Extracted data entries
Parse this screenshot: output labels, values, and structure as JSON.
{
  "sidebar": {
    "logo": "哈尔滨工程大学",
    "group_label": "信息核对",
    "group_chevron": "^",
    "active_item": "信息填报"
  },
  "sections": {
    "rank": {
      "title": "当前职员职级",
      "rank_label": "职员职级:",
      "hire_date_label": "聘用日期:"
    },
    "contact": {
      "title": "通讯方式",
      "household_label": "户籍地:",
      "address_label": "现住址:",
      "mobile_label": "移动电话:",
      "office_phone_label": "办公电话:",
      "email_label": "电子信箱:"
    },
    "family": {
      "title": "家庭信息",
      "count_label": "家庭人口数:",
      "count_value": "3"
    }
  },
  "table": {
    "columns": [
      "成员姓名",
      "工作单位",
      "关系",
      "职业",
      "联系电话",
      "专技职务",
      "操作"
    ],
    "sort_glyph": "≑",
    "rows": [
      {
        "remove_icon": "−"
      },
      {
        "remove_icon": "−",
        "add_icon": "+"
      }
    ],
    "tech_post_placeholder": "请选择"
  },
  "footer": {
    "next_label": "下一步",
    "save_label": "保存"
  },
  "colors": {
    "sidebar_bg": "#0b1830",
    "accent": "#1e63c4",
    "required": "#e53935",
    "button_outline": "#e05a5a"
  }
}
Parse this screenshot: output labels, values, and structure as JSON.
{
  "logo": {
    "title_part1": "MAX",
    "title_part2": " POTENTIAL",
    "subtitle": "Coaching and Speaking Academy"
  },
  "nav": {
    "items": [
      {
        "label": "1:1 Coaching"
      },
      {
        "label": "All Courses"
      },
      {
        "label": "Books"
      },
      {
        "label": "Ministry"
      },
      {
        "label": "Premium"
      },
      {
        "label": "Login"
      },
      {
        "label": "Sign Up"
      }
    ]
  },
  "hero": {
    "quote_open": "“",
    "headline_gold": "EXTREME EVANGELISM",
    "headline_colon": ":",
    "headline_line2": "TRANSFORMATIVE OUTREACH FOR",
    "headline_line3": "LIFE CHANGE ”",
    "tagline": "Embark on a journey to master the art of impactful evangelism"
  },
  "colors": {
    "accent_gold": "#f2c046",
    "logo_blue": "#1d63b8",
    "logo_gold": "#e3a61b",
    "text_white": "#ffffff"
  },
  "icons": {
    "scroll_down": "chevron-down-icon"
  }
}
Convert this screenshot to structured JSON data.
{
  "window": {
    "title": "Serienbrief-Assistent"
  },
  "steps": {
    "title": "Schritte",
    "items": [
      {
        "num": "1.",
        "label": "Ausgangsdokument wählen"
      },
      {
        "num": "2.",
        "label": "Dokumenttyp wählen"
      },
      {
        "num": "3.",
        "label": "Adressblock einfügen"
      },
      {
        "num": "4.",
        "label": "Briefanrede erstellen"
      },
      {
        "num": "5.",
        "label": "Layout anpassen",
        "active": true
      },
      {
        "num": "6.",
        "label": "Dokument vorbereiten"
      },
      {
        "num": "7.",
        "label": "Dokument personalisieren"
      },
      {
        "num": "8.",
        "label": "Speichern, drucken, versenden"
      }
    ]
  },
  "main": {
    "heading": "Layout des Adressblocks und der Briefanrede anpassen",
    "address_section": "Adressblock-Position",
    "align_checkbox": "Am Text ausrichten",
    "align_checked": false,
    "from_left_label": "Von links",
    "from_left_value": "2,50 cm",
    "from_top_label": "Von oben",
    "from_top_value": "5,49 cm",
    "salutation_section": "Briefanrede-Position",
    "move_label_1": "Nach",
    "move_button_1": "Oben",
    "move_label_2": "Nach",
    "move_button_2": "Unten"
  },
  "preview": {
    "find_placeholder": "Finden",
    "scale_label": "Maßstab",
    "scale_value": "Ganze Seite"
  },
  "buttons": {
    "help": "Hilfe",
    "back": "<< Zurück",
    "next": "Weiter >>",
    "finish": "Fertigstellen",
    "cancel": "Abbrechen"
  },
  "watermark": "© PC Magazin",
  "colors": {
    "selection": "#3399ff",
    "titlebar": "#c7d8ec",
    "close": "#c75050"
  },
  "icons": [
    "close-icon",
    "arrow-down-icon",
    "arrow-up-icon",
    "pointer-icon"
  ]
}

CHALLENGE:
Print out every entry, keeping each one exact.

OUTPUT BELOW:
Parse this screenshot: output labels, values, and structure as JSON.
{
  "sidebar": {
    "logo": "哈尔滨工程大学",
    "group_label": "信息核对",
    "group_chevron": "^",
    "active_item": "信息填报"
  },
  "sections": {
    "rank": {
      "title": "当前职员职级",
      "rank_label": "职员职级:",
      "hire_date_label": "聘用日期:"
    },
    "contact": {
      "title": "通讯方式",
      "household_label": "户籍地:",
      "address_label": "现住址:",
      "mobile_label": "移动电话:",
      "office_phone_label": "办公电话:",
      "email_label": "电子信箱:"
    },
    "family": {
      "title": "家庭信息",
      "count_label": "家庭人口数:",
      "count_value": "3"
    }
  },
  "table": {
    "columns": [
      "成员姓名",
      "工作单位",
      "关系",
      "职业",
      "联系电话",
      "专技职务",
      "操作"
    ],
    "sort_glyph": "≑",
    "rows": [
      {
        "remove_icon": "−"
      },
      {
        "remove_icon": "−",
        "add_icon": "+"
      }
    ],
    "tech_post_placeholder": "请选择"
  },
  "footer": {
    "next_label": "下一步",
    "save_label": "保存"
  },
  "colors": {
    "sidebar_bg": "#0b1830",
    "accent": "#1e63c4",
    "required": "#e53935",
    "button_outline": "#e05a5a"
  }
}
Parse this screenshot: output labels, values, and structure as JSON.
{
  "logo": {
    "title_part1": "MAX",
    "title_part2": " POTENTIAL",
    "subtitle": "Coaching and Speaking Academy"
  },
  "nav": {
    "items": [
      {
        "label": "1:1 Coaching"
      },
      {
        "label": "All Courses"
      },
      {
        "label": "Books"
      },
      {
        "label": "Ministry"
      },
      {
        "label": "Premium"
      },
      {
        "label": "Login"
      },
      {
        "label": "Sign Up"
      }
    ]
  },
  "hero": {
    "quote_open": "“",
    "headline_gold": "EXTREME EVANGELISM",
    "headline_colon": ":",
    "headline_line2": "TRANSFORMATIVE OUTREACH FOR",
    "headline_line3": "LIFE CHANGE ”",
    "tagline": "Embark on a journey to master the art of impactful evangelism"
  },
  "colors": {
    "accent_gold": "#f2c046",
    "logo_blue": "#1d63b8",
    "logo_gold": "#e3a61b",
    "text_white": "#ffffff"
  },
  "icons": {
    "scroll_down": "chevron-down-icon"
  }
}
Convert this screenshot to structured JSON data.
{
  "window": {
    "title": "Serienbrief-Assistent"
  },
  "steps": {
    "title": "Schritte",
    "items": [
      {
        "num": "1.",
        "label": "Ausgangsdokument wählen"
      },
      {
        "num": "2.",
        "label": "Dokumenttyp wählen"
      },
      {
        "num": "3.",
        "label": "Adressblock einfügen"
      },
      {
        "num": "4.",
        "label": "Briefanrede erstellen"
      },
      {
        "num": "5.",
        "label": "Layout anpassen",
        "active": true
      },
      {
        "num": "6.",
        "label": "Dokument vorbereiten"
      },
      {
        "num": "7.",
        "label": "Dokument personalisieren"
      },
      {
        "num": "8.",
        "label": "Speichern, drucken, versenden"
      }
    ]
  },
  "main": {
    "heading": "Layout des Adressblocks und der Briefanrede anpassen",
    "address_section": "Adressblock-Position",
    "align_checkbox": "Am Text ausrichten",
    "align_checked": false,
    "from_left_label": "Von links",
    "from_left_value": "2,50 cm",
    "from_top_label": "Von oben",
    "from_top_value": "5,49 cm",
    "salutation_section": "Briefanrede-Position",
    "move_label_1": "Nach",
    "move_button_1": "Oben",
    "move_label_2": "Nach",
    "move_button_2": "Unten"
  },
  "preview": {
    "find_placeholder": "Finden",
    "scale_label": "Maßstab",
    "scale_value": "Ganze Seite"
  },
  "buttons": {
    "help": "Hilfe",
    "back": "<< Zurück",
    "next": "Weiter >>",
    "finish": "Fertigstellen",
    "cancel": "Abbrechen"
  },
  "watermark": "© PC Magazin",
  "colors": {
    "selection": "#3399ff",
    "titlebar": "#c7d8ec",
    "close": "#c75050"
  },
  "icons": [
    "close-icon",
    "arrow-down-icon",
    "arrow-up-icon",
    "pointer-icon"
  ]
}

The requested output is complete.